--- Start Records to process ---

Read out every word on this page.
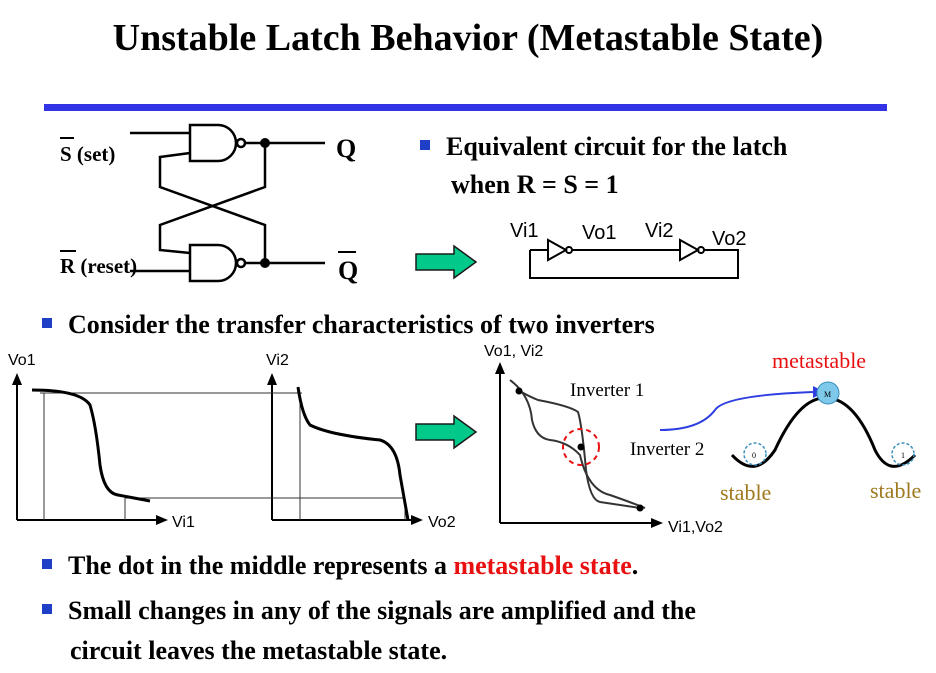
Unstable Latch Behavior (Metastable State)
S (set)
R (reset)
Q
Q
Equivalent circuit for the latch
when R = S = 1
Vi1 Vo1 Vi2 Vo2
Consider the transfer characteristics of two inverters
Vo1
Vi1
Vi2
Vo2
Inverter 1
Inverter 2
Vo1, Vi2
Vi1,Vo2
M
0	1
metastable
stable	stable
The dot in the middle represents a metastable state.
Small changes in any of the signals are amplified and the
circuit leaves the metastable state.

--- End Records to process ---
--- Start Records to process ---

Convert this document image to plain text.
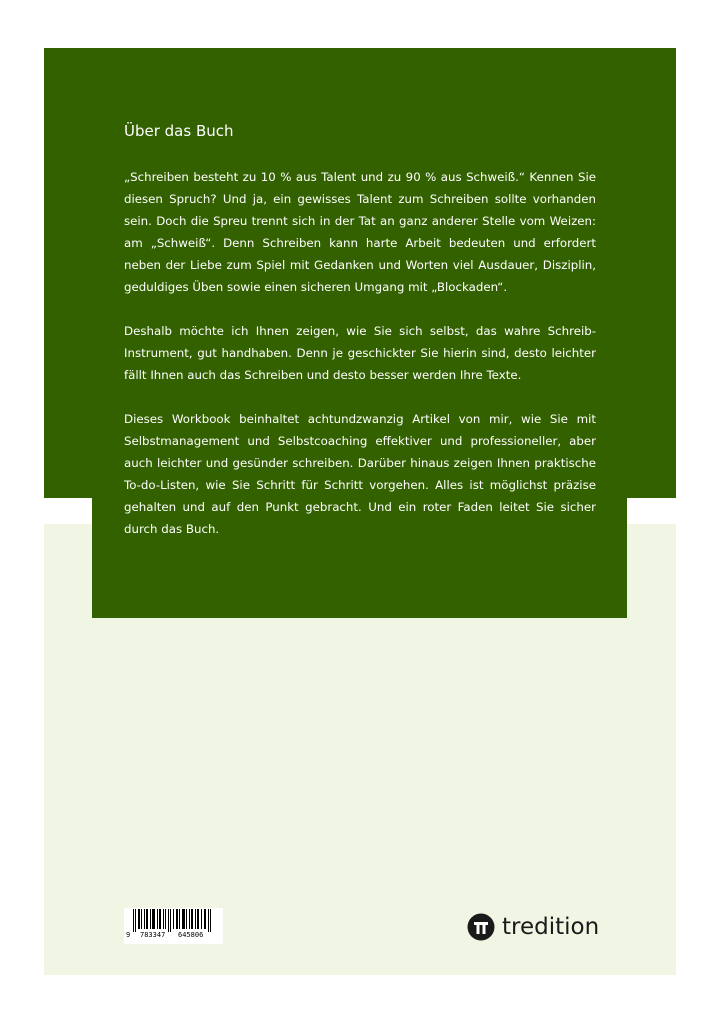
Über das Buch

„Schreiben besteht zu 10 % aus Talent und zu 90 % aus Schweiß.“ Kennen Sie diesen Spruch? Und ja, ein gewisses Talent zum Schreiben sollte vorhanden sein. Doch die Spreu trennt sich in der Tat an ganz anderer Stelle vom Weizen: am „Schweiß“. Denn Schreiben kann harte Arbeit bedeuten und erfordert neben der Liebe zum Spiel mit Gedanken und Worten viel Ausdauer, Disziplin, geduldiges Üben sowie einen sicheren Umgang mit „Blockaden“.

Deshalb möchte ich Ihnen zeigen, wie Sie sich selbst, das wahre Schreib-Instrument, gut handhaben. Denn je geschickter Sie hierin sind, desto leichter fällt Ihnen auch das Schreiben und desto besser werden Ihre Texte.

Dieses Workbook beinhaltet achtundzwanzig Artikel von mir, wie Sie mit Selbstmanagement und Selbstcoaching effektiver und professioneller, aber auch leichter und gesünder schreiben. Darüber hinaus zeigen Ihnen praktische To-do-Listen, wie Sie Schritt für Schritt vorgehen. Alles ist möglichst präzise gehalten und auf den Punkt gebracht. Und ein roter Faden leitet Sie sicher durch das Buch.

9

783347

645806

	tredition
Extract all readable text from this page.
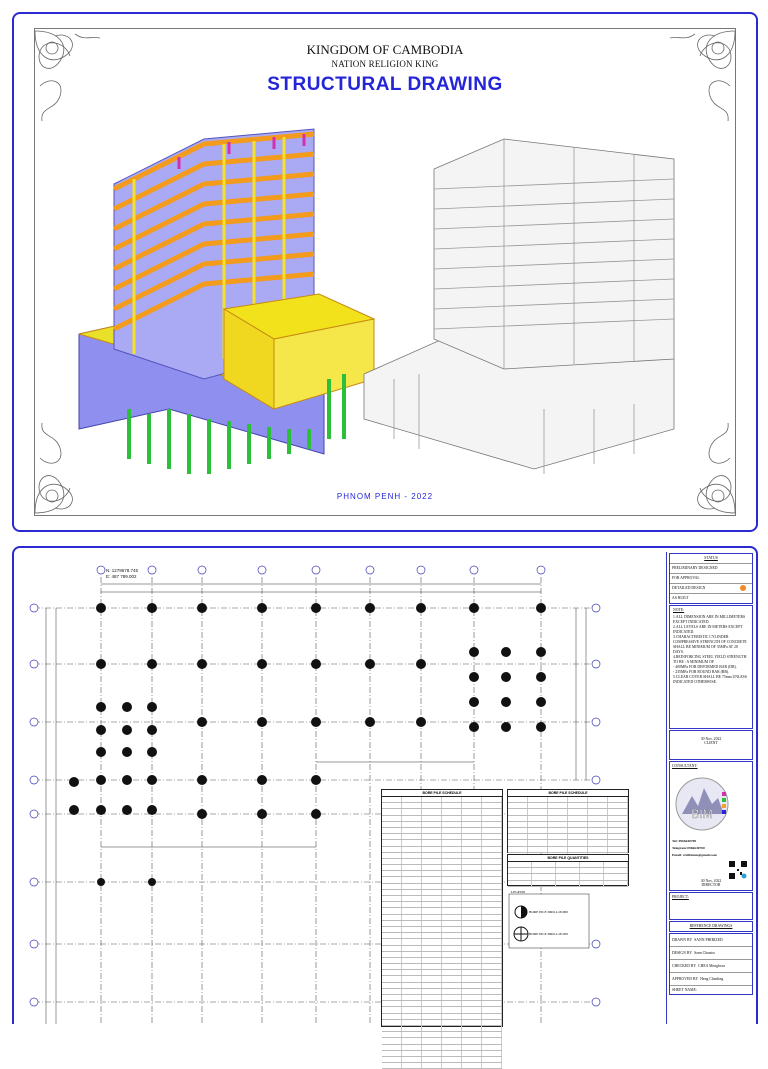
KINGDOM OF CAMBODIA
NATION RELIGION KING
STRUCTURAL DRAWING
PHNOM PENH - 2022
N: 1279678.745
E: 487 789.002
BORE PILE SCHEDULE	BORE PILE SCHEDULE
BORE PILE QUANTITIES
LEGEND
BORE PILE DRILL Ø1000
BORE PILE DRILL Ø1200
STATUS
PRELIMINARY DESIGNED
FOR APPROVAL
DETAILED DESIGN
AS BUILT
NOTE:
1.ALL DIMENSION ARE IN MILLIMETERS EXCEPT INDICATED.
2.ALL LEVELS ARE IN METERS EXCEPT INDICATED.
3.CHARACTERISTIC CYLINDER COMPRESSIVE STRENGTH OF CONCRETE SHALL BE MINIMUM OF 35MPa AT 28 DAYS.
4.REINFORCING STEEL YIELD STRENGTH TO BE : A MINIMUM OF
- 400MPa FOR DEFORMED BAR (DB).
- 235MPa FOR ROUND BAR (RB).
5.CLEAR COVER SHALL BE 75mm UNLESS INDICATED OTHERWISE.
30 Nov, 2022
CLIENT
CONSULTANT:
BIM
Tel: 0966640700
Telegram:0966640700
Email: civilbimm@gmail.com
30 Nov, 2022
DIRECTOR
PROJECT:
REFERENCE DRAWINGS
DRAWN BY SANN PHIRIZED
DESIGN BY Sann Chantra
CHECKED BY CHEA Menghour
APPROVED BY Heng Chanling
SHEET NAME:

--- End Records to process ---

#### Set exercise:
List all lines in the material containing the string "Buch".

#### Solution to the problem:
Über das Buch
Dieses Workbook beinhaltet achtundzwanzig Artikel von mir, wie Sie mit Selbstmanagement und Selbstcoaching effektiver und professioneller, aber auch leichter und gesünder schreiben. Darüber hinaus zeigen Ihnen praktische To-do-Listen, wie Sie Schritt für Schritt vorgehen. Alles ist möglichst präzise gehalten und auf den Punkt gebracht. Und ein roter Faden leitet Sie sicher durch das Buch.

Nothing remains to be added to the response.